## begin PAGE

4. Mr. K.T.S. Tulsi, learned counsel for the appellant submitted that the High Court has clearly lost sight of various provisions, more particularly, Rule 25 of the Delhi Co-operative Societies Rule, 1973 (in short the `Rules’) framed under Delhi Co-operative Societies Act, 1972 (in short the `Act’). It was pointed out that without availing the statutory remedies available under the Act and the Rules, the respondent No.2 Jasjit Kaur filed a writ petition. Since disputed questions were involved, the High Court ought not to have interfered in the matter. According to him directions given are clearly contrary to law.
5. In response, learned counsel for respondent No.2 submitted that she has been fighting a battle for getting her legitimate right and after having accepted the prayer for transfer, the Society cannot turn around and take a stand that since Anoop Singh was disqualified, the order of the High Court is indefensible. In any event it is submitted that plot has been allotted pursuant to the High Court’s order and, therefore, by passage of time the petition has become infructuous.
6. We find that before the High Court there was no appearance on behalf of the present appellant.
7. Rule 25 of the Rules reads as follows:
’25. Disqualification of Membership:
No person shall be eligible for admission as a member of a co-operative society if he-
(a) has applied to be adjudicated an insolvent or is an undischarged insolvent; or
(b) has been sentenced for any offence other than an offence of a political character or an offence not involving moral turpitude and dishonesty and a period of five years has not elapsed from the date of expiry of the sentence:
(c) in the case of membership of a housing society:
(i) owns a residential house or a plot of land for the construction of a residential house in any of the approved or un-approved colonies or other localities in the National Capital Territory of Delhi, in his own name or in the name of his spouse or any of his dependent children, on lease hold or free-hold basis or on power of attorney or on agreement for sale;
Provided that disqualification of membership as laid down in sub-rule (l)(c)(i) shall not be applicable in case of co-sharers of property whose share is less than 66.72 sq. metres of land;
Provided further that the said disqualification shall not be applicable in case of a person who has acquired property on power of attorney or through agreement for sale and on conversion of the property from leasehold to freehold on execution of conveyance deed for it, if such person applies for the membership of the housing society concerned; (Amended on 6.8.97)

## end PAGE
## begin AVAILABLE DATA

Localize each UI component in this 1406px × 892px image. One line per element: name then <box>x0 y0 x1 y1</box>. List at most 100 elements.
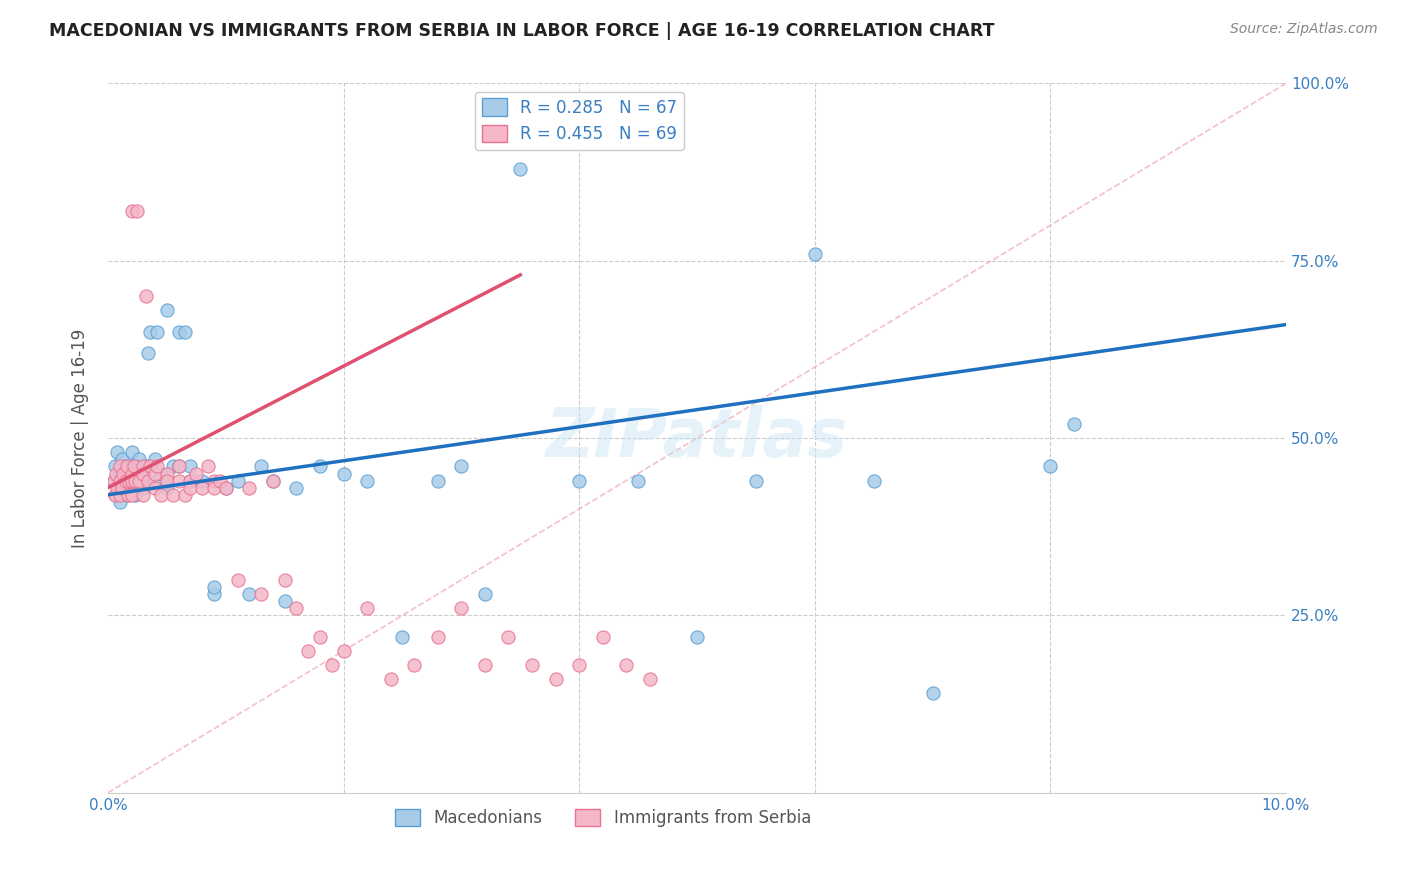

## end AVAILABLE DATA

◆ PROMPT:
For each statement below, say yes or no depending on whether it agrees with the court excerpt above, and quote the words of the excerpt that decide it.
1. The Delhi Co-operative Societies Rule, 1973 was framed under the Delhi Co-operative Societies Act, 1972.
2. The present appellant was represented before the High Court.
3. The disqualification for owning property does not apply to co-sharers whose share is less than 66.72 sq. metres of land.

◆ REPLY:
1. Yes: "Delhi Co-operative Societies Rule, 1973 (in short the `Rules’) framed under Delhi Co-operative Societies Act, 1972"
2. No: "before the High Court there was no appearance on behalf of the present appellant"
3. Yes: "shall not be applicable in case of co-sharers of property whose share is less than 66.72 sq. metres of land"